Extracted records:

>>>>>

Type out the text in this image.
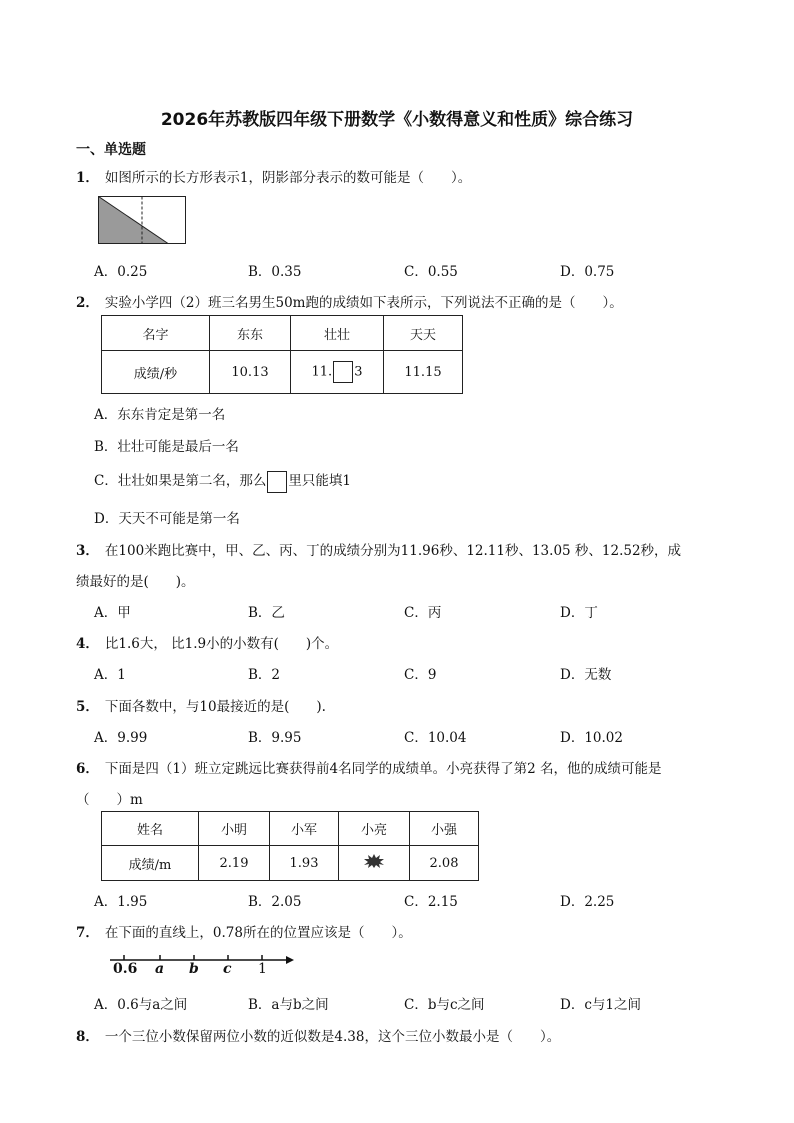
2026年苏教版四年级下册数学《小数得意义和性质》综合练习
一、单选题
1． 如图所示的长方形表示1，阴影部分表示的数可能是（　　）。
A．0.25	B．0.35	C．0.55	D．0.75
2． 实验小学四（2）班三名男生50m跑的成绩如下表所示，下列说法不正确的是（　　）。
名字	东东	壮壮	天天
成绩/秒	10.13	11. 3	11.15
A．东东肯定是第一名
B．壮壮可能是最后一名
C．壮壮如果是第二名，那么 里只能填1
D．天天不可能是第一名
3． 在100米跑比赛中，甲、乙、丙、丁的成绩分别为11.96秒、12.11秒、13.05 秒、12.52秒，成
绩最好的是(　　)。
A．甲	B．乙	C．丙	D．丁
4． 比1.6大， 比1.9小的小数有(　　)个。
A．1	B．2	C．9	D．无数
5． 下面各数中，与10最接近的是(　　).
A．9.99	B．9.95	C．10.04	D．10.02
6． 下面是四（1）班立定跳远比赛获得前4名同学的成绩单。小亮获得了第2 名，他的成绩可能是
（　　）m
姓名	小明	小军	小亮	小强
成绩/m	2.19	1.93		2.08
A．1.95	B．2.05	C．2.15	D．2.25
7． 在下面的直线上，0.78所在的位置应该是（　　）。
0.6 a b c 1
A．0.6与a之间	B．a与b之间	C．b与c之间	D．c与1之间
8． 一个三位小数保留两位小数的近似数是4.38，这个三位小数最小是（　　）。
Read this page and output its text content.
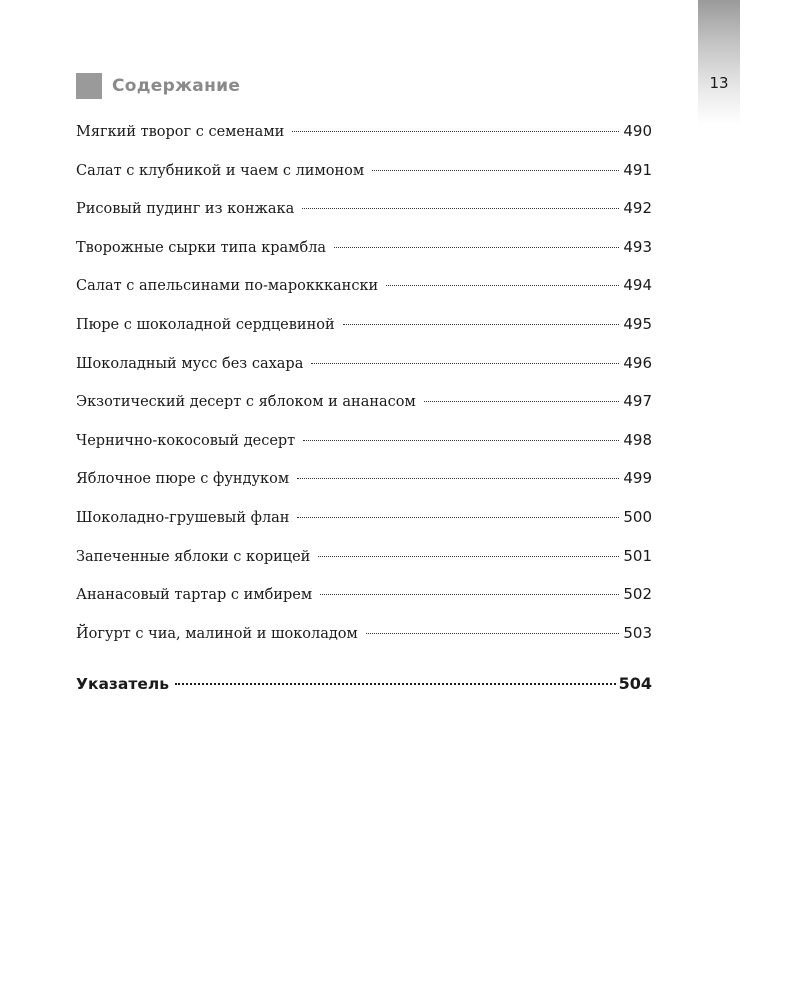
13
Содержание
Мягкий творог с семенами	490
Салат с клубникой и чаем с лимоном	491
Рисовый пудинг из конжака	492
Творожные сырки типа крамбла	493
Салат с апельсинами по-марокккански	494
Пюре с шоколадной сердцевиной	495
Шоколадный мусс без сахара	496
Экзотический десерт с яблоком и ананасом	497
Чернично-кокосовый десерт	498
Яблочное пюре с фундуком	499
Шоколадно-грушевый флан	500
Запеченные яблоки с корицей	501
Ананасовый тартар с имбирем	502
Йогурт с чиа, малиной и шоколадом	503
Указатель	504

<<<<<

:: Description of the task ::
Repeat the data above exactly, but not the pictures.

:: Exercise answer ::
Type out the text in this image.
2026年苏教版四年级下册数学《小数得意义和性质》综合练习
一、单选题
1． 如图所示的长方形表示1，阴影部分表示的数可能是（　　）。
A．0.25	B．0.35	C．0.55	D．0.75
2． 实验小学四（2）班三名男生50m跑的成绩如下表所示，下列说法不正确的是（　　）。
名字	东东	壮壮	天天
成绩/秒	10.13	11. 3	11.15
A．东东肯定是第一名
B．壮壮可能是最后一名
C．壮壮如果是第二名，那么 里只能填1
D．天天不可能是第一名
3． 在100米跑比赛中，甲、乙、丙、丁的成绩分别为11.96秒、12.11秒、13.05 秒、12.52秒，成
绩最好的是(　　)。
A．甲	B．乙	C．丙	D．丁
4． 比1.6大， 比1.9小的小数有(　　)个。
A．1	B．2	C．9	D．无数
5． 下面各数中，与10最接近的是(　　).
A．9.99	B．9.95	C．10.04	D．10.02
6． 下面是四（1）班立定跳远比赛获得前4名同学的成绩单。小亮获得了第2 名，他的成绩可能是
（　　）m
姓名	小明	小军	小亮	小强
成绩/m	2.19	1.93		2.08
A．1.95	B．2.05	C．2.15	D．2.25
7． 在下面的直线上，0.78所在的位置应该是（　　）。
0.6 a b c 1
A．0.6与a之间	B．a与b之间	C．b与c之间	D．c与1之间
8． 一个三位小数保留两位小数的近似数是4.38，这个三位小数最小是（　　）。
Read this page and output its text content.
13
Содержание
Мягкий творог с семенами	490
Салат с клубникой и чаем с лимоном	491
Рисовый пудинг из конжака	492
Творожные сырки типа крамбла	493
Салат с апельсинами по-марокккански	494
Пюре с шоколадной сердцевиной	495
Шоколадный мусс без сахара	496
Экзотический десерт с яблоком и ананасом	497
Чернично-кокосовый десерт	498
Яблочное пюре с фундуком	499
Шоколадно-грушевый флан	500
Запеченные яблоки с корицей	501
Ананасовый тартар с имбирем	502
Йогурт с чиа, малиной и шоколадом	503
Указатель	504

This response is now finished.